Set exercise — Quote every line below exactly as it reads.

Provided information —
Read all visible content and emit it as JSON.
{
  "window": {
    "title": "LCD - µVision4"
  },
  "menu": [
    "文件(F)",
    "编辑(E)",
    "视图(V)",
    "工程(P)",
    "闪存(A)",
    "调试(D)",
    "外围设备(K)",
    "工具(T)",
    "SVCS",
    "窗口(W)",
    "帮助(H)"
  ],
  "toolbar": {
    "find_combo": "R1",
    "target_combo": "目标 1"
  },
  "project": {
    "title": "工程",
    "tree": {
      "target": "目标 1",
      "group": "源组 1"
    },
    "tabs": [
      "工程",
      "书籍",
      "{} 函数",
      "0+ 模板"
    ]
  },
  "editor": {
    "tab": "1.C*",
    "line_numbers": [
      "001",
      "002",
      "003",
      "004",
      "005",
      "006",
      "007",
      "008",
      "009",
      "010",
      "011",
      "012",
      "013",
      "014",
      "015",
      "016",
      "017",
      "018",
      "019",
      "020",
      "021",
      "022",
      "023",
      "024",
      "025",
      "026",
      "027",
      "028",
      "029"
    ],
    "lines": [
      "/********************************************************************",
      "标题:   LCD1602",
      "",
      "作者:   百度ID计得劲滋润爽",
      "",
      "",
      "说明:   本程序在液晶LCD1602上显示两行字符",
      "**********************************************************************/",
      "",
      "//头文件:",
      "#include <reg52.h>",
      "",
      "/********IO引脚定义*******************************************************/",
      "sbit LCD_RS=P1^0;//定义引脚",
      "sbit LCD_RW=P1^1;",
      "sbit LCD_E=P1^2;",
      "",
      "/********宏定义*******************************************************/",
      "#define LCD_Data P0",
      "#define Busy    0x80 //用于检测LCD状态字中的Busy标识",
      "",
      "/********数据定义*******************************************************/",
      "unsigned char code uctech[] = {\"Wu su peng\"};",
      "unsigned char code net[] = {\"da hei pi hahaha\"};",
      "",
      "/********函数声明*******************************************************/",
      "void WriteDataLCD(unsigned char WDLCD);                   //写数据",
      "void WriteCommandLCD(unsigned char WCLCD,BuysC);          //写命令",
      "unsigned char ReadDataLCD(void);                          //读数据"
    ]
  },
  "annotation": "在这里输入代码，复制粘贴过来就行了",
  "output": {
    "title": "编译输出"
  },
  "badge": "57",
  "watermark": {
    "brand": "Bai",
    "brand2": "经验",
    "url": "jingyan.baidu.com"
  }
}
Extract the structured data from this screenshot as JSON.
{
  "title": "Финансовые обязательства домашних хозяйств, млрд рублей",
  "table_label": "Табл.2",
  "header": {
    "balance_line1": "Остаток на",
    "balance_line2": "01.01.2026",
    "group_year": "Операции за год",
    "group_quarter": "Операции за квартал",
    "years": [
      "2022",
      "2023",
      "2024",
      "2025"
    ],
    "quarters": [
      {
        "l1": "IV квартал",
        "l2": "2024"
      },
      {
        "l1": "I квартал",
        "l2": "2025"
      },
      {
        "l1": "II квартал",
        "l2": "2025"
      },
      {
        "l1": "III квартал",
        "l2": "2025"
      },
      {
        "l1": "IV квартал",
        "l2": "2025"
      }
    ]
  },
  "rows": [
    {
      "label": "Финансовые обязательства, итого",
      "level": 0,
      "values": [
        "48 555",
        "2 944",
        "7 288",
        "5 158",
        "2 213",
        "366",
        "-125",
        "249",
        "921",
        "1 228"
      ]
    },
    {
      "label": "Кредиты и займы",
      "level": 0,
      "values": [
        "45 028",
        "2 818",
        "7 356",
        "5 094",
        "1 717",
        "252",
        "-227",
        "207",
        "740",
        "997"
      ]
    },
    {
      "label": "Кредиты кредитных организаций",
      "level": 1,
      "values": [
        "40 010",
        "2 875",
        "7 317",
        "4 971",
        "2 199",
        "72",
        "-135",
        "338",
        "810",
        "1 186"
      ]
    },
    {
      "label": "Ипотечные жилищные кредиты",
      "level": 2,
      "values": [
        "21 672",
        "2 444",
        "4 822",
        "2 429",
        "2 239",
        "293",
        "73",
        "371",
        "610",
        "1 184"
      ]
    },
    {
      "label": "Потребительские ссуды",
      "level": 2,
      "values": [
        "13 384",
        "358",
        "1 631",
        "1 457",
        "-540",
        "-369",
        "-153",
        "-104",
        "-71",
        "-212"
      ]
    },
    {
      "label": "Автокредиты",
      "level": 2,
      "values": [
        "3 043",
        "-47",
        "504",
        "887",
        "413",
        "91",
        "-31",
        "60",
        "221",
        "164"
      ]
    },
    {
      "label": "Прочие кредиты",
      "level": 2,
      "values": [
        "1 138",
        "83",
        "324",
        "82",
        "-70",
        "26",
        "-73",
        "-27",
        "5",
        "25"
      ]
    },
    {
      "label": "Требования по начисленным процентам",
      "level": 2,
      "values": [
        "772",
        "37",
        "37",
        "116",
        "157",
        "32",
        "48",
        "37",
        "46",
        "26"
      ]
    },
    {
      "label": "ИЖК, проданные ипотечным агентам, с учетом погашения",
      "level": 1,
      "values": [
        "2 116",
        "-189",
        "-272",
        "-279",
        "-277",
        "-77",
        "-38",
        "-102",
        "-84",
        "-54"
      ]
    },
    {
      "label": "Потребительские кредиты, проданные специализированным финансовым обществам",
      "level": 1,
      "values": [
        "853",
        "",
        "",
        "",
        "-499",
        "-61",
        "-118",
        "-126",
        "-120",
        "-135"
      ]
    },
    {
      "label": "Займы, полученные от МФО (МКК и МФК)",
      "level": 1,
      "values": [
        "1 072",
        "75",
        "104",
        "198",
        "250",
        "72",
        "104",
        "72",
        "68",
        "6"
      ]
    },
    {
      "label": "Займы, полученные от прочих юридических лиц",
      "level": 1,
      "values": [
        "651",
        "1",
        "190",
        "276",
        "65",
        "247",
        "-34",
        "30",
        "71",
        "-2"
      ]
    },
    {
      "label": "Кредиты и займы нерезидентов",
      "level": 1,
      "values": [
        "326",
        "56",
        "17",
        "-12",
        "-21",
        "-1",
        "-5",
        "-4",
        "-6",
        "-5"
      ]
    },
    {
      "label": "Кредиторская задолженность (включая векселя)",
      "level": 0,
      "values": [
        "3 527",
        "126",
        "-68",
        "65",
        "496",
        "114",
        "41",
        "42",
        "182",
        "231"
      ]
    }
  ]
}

Final result —
Read all visible content and emit it as JSON.
{
  "window": {
    "title": "LCD - µVision4"
  },
  "menu": [
    "文件(F)",
    "编辑(E)",
    "视图(V)",
    "工程(P)",
    "闪存(A)",
    "调试(D)",
    "外围设备(K)",
    "工具(T)",
    "SVCS",
    "窗口(W)",
    "帮助(H)"
  ],
  "toolbar": {
    "find_combo": "R1",
    "target_combo": "目标 1"
  },
  "project": {
    "title": "工程",
    "tree": {
      "target": "目标 1",
      "group": "源组 1"
    },
    "tabs": [
      "工程",
      "书籍",
      "{} 函数",
      "0+ 模板"
    ]
  },
  "editor": {
    "tab": "1.C*",
    "line_numbers": [
      "001",
      "002",
      "003",
      "004",
      "005",
      "006",
      "007",
      "008",
      "009",
      "010",
      "011",
      "012",
      "013",
      "014",
      "015",
      "016",
      "017",
      "018",
      "019",
      "020",
      "021",
      "022",
      "023",
      "024",
      "025",
      "026",
      "027",
      "028",
      "029"
    ],
    "lines": [
      "/********************************************************************",
      "标题:   LCD1602",
      "",
      "作者:   百度ID计得劲滋润爽",
      "",
      "",
      "说明:   本程序在液晶LCD1602上显示两行字符",
      "**********************************************************************/",
      "",
      "//头文件:",
      "#include <reg52.h>",
      "",
      "/********IO引脚定义*******************************************************/",
      "sbit LCD_RS=P1^0;//定义引脚",
      "sbit LCD_RW=P1^1;",
      "sbit LCD_E=P1^2;",
      "",
      "/********宏定义*******************************************************/",
      "#define LCD_Data P0",
      "#define Busy    0x80 //用于检测LCD状态字中的Busy标识",
      "",
      "/********数据定义*******************************************************/",
      "unsigned char code uctech[] = {\"Wu su peng\"};",
      "unsigned char code net[] = {\"da hei pi hahaha\"};",
      "",
      "/********函数声明*******************************************************/",
      "void WriteDataLCD(unsigned char WDLCD);                   //写数据",
      "void WriteCommandLCD(unsigned char WCLCD,BuysC);          //写命令",
      "unsigned char ReadDataLCD(void);                          //读数据"
    ]
  },
  "annotation": "在这里输入代码，复制粘贴过来就行了",
  "output": {
    "title": "编译输出"
  },
  "badge": "57",
  "watermark": {
    "brand": "Bai",
    "brand2": "经验",
    "url": "jingyan.baidu.com"
  }
}
Extract the structured data from this screenshot as JSON.
{
  "title": "Финансовые обязательства домашних хозяйств, млрд рублей",
  "table_label": "Табл.2",
  "header": {
    "balance_line1": "Остаток на",
    "balance_line2": "01.01.2026",
    "group_year": "Операции за год",
    "group_quarter": "Операции за квартал",
    "years": [
      "2022",
      "2023",
      "2024",
      "2025"
    ],
    "quarters": [
      {
        "l1": "IV квартал",
        "l2": "2024"
      },
      {
        "l1": "I квартал",
        "l2": "2025"
      },
      {
        "l1": "II квартал",
        "l2": "2025"
      },
      {
        "l1": "III квартал",
        "l2": "2025"
      },
      {
        "l1": "IV квартал",
        "l2": "2025"
      }
    ]
  },
  "rows": [
    {
      "label": "Финансовые обязательства, итого",
      "level": 0,
      "values": [
        "48 555",
        "2 944",
        "7 288",
        "5 158",
        "2 213",
        "366",
        "-125",
        "249",
        "921",
        "1 228"
      ]
    },
    {
      "label": "Кредиты и займы",
      "level": 0,
      "values": [
        "45 028",
        "2 818",
        "7 356",
        "5 094",
        "1 717",
        "252",
        "-227",
        "207",
        "740",
        "997"
      ]
    },
    {
      "label": "Кредиты кредитных организаций",
      "level": 1,
      "values": [
        "40 010",
        "2 875",
        "7 317",
        "4 971",
        "2 199",
        "72",
        "-135",
        "338",
        "810",
        "1 186"
      ]
    },
    {
      "label": "Ипотечные жилищные кредиты",
      "level": 2,
      "values": [
        "21 672",
        "2 444",
        "4 822",
        "2 429",
        "2 239",
        "293",
        "73",
        "371",
        "610",
        "1 184"
      ]
    },
    {
      "label": "Потребительские ссуды",
      "level": 2,
      "values": [
        "13 384",
        "358",
        "1 631",
        "1 457",
        "-540",
        "-369",
        "-153",
        "-104",
        "-71",
        "-212"
      ]
    },
    {
      "label": "Автокредиты",
      "level": 2,
      "values": [
        "3 043",
        "-47",
        "504",
        "887",
        "413",
        "91",
        "-31",
        "60",
        "221",
        "164"
      ]
    },
    {
      "label": "Прочие кредиты",
      "level": 2,
      "values": [
        "1 138",
        "83",
        "324",
        "82",
        "-70",
        "26",
        "-73",
        "-27",
        "5",
        "25"
      ]
    },
    {
      "label": "Требования по начисленным процентам",
      "level": 2,
      "values": [
        "772",
        "37",
        "37",
        "116",
        "157",
        "32",
        "48",
        "37",
        "46",
        "26"
      ]
    },
    {
      "label": "ИЖК, проданные ипотечным агентам, с учетом погашения",
      "level": 1,
      "values": [
        "2 116",
        "-189",
        "-272",
        "-279",
        "-277",
        "-77",
        "-38",
        "-102",
        "-84",
        "-54"
      ]
    },
    {
      "label": "Потребительские кредиты, проданные специализированным финансовым обществам",
      "level": 1,
      "values": [
        "853",
        "",
        "",
        "",
        "-499",
        "-61",
        "-118",
        "-126",
        "-120",
        "-135"
      ]
    },
    {
      "label": "Займы, полученные от МФО (МКК и МФК)",
      "level": 1,
      "values": [
        "1 072",
        "75",
        "104",
        "198",
        "250",
        "72",
        "104",
        "72",
        "68",
        "6"
      ]
    },
    {
      "label": "Займы, полученные от прочих юридических лиц",
      "level": 1,
      "values": [
        "651",
        "1",
        "190",
        "276",
        "65",
        "247",
        "-34",
        "30",
        "71",
        "-2"
      ]
    },
    {
      "label": "Кредиты и займы нерезидентов",
      "level": 1,
      "values": [
        "326",
        "56",
        "17",
        "-12",
        "-21",
        "-1",
        "-5",
        "-4",
        "-6",
        "-5"
      ]
    },
    {
      "label": "Кредиторская задолженность (включая векселя)",
      "level": 0,
      "values": [
        "3 527",
        "126",
        "-68",
        "65",
        "496",
        "114",
        "41",
        "42",
        "182",
        "231"
      ]
    }
  ]
}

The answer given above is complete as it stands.